[Stored items]

::::

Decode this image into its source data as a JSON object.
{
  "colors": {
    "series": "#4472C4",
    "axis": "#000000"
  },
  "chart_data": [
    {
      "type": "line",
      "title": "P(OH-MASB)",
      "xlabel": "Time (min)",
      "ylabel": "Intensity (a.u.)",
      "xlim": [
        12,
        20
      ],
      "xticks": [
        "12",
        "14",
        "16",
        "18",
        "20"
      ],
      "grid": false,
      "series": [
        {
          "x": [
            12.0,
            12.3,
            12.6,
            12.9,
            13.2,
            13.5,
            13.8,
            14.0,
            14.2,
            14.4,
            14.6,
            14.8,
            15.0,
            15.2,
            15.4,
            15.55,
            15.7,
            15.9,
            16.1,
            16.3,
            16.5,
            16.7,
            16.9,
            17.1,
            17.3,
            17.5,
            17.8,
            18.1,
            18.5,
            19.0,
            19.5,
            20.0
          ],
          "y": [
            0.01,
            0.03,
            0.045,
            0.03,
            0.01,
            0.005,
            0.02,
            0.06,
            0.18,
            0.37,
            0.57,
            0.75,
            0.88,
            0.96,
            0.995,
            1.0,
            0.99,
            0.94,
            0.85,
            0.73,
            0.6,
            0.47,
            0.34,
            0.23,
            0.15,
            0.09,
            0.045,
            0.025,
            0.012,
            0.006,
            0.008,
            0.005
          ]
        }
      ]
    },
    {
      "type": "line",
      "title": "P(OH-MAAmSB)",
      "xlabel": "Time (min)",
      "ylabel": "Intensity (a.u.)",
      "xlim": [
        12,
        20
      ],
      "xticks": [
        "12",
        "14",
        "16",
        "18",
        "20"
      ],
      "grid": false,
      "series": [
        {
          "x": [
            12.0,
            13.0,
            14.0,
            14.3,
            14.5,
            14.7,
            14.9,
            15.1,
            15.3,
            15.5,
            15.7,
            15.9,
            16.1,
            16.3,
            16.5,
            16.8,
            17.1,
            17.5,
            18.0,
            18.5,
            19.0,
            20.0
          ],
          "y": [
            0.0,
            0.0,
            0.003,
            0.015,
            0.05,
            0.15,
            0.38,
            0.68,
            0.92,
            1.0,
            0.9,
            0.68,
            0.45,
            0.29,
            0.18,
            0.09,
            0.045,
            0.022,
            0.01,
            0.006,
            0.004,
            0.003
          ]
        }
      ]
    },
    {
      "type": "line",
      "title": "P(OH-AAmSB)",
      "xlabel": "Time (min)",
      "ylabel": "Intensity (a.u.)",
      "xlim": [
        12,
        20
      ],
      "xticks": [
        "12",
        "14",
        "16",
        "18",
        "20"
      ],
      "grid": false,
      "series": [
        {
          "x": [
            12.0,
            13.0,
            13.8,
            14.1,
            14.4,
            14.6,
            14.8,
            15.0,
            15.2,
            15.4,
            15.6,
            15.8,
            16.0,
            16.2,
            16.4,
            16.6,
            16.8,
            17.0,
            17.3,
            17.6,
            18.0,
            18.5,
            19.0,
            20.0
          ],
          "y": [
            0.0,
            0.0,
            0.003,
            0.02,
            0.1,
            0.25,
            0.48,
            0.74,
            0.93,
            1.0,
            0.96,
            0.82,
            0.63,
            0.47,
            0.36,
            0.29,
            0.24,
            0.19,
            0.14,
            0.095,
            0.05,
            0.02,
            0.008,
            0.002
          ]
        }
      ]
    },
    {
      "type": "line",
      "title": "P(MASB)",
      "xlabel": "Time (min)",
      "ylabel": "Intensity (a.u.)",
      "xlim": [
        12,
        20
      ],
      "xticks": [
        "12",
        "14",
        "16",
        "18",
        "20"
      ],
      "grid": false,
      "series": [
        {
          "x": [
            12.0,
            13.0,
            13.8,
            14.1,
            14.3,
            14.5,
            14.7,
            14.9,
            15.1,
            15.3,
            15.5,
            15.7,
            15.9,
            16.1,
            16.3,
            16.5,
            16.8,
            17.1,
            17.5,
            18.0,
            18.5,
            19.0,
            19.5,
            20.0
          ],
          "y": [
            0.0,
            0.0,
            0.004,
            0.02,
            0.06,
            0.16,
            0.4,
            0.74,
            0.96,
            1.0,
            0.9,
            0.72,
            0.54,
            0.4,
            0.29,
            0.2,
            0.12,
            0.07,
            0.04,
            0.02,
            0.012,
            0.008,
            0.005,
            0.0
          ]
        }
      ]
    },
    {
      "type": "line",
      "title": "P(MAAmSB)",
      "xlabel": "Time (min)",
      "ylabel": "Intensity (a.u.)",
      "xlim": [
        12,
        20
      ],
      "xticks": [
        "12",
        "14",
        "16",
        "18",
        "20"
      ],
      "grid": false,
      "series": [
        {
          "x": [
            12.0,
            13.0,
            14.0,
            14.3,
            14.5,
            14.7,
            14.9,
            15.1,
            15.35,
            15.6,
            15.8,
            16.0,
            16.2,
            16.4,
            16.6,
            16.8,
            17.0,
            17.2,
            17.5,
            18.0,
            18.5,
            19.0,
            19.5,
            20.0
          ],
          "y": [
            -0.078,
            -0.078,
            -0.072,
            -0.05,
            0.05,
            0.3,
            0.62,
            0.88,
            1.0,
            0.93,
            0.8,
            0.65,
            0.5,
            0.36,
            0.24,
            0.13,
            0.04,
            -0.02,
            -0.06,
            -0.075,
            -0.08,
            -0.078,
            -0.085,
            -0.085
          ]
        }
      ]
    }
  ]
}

::::

▶ Objective:
Show, from the material above, each line that includes the string "title".

▶ Task response:
      "title": "P(OH-MASB)",
      "title": "P(OH-MAAmSB)",
      "title": "P(OH-AAmSB)",
      "title": "P(MASB)",
      "title": "P(MAAmSB)",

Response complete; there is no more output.